Alıştırma Yönergeleri
- a) Günlük metnine göre sanatkâr nasıl bir adamdır?
- b) Günlük metninde "Sevdiği kadının ismini" sözleriyle başlayıp "o suların(…boş bırakılmış)" sözlerine kadar süren kısmı hiç değiştirmeden tekrarla.

Hep yutkunmuş bir adamdır o. Ağzına kadar gelen kelimeleri çoğu kere geri gönderen, kendini kendi içinde yaşayan bir keder sahibi. Büyük çöküntü ve melankoli anları dışında da neşeli.

“Hiçbir şeyi bitiremiyorum. Gece yarısı öksürükle uyandım ve ilk defa gelecek seneye çıkamam korkusu aklıma geldi. Hiçbir şeyi bitiremeden ölmek istemiyorum. O kadar eser ve kullanmadığım kelime varken…”

Başlıyoruz;

4 Mart Perşembe 954

“Salı sabahı. Korkunç rüyalardan uyanma. Acayip hisler. Para meselesi de trajik. Bütün sabahı acayip bir üzüntü, korku içinde ve fakat geleceğini bilerek geçirdim.

Sonra birden kapı çalındı. Halim, gülünçten beterdi. Açtım. Küçücük eli, yüzü, konuşan gözleri, omuzları, saçları ve başı ile o idi.

Sevincim dünyanın en büyük yangınını yapabilirdi. Peki, böyle bir günden sonra her şeyin değişmesi lazım değil mi? Nerde?...”

Sevdiği kadının ismini yazmadığı   günlüklerinde hayatının en büyük aşkını dile getirmektedir.

“Biliyorum o gün büyük bir hata işledim. O gün seni görmek için oraya gitmiş fakat seni görmemezliğe geldim. Sadece seni değil arkadaşını da! Bunu niçin yaptım. Belki seni kendimde yıkmak, bu bahsi kapatmak, yaşımın adamı olmak için.

Fakat değil. Sadece sana meydan okumak içindi bu. İnsan niçin değişmiyor? Niçin hep eskisi gibi kalıyoruz? Niçin tabiat herkesle müsavi şekilde konuşmuyor ve neden ben hala on sekiz yaşında bir mürahıkım.

3 Aralık 1958

Dün akşam Yahya Kemal’in doğrum gecesini… bilmiyorum ne yaptık, belki kutladık, yedik, içtik birbirimizle kavga ettik.

“Bir ömür tükenir gibi gurbette

Ah o suların(…boş bırakılmış)

Ve sanki bir uzak ebediyette

Bizi inkâr eden saatlerimiz.

 

Güzel değil. Şiir de yazamıyorum. Acaba bittim mi?

28 Ocak 1959

Gece. Şiddetli bir nezle. Göğüs ağrısı, bronşit, öksürük…

Şüphesiz ki Valery’ye benzemiyorum. Ne scientifique deham ne psikoljik cruositelerim var. Olsa olsa şüpheci oluşum bazı şeylere merakım ona yakın.

7 Şubat 1959

Sanatkâr, büyük sanatkârla hesaplaşan adamdır.

Verilen Malzeme

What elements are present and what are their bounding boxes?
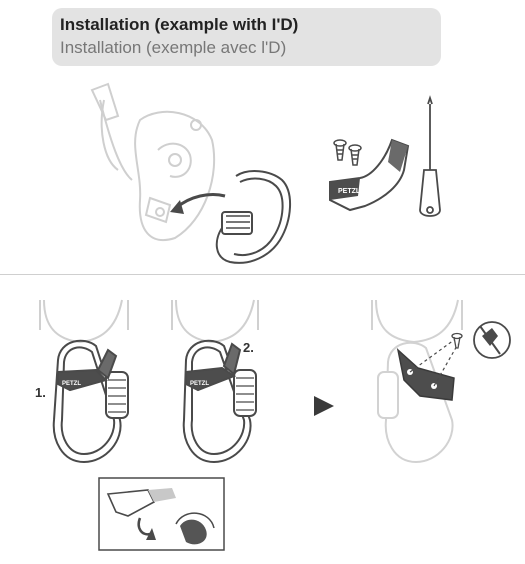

Çözümler
- a) Büyük sanatkârla hesaplaşan adamdır.

- b)
Sevdiği kadının ismini yazmadığı   günlüklerinde hayatının en büyük aşkını dile getirmektedir.

“Biliyorum o gün büyük bir hata işledim. O gün seni görmek için oraya gitmiş fakat seni görmemezliğe geldim. Sadece seni değil arkadaşını da! Bunu niçin yaptım. Belki seni kendimde yıkmak, bu bahsi kapatmak, yaşımın adamı olmak için.

Fakat değil. Sadece sana meydan okumak içindi bu. İnsan niçin değişmiyor? Niçin hep eskisi gibi kalıyoruz? Niçin tabiat herkesle müsavi şekilde konuşmuyor ve neden ben hala on sekiz yaşında bir mürahıkım.

3 Aralık 1958

Dün akşam Yahya Kemal’in doğrum gecesini… bilmiyorum ne yaptık, belki kutladık, yedik, içtik birbirimizle kavga ettik.

“Bir ömür tükenir gibi gurbette

Ah o suların(…boş bırakılmış)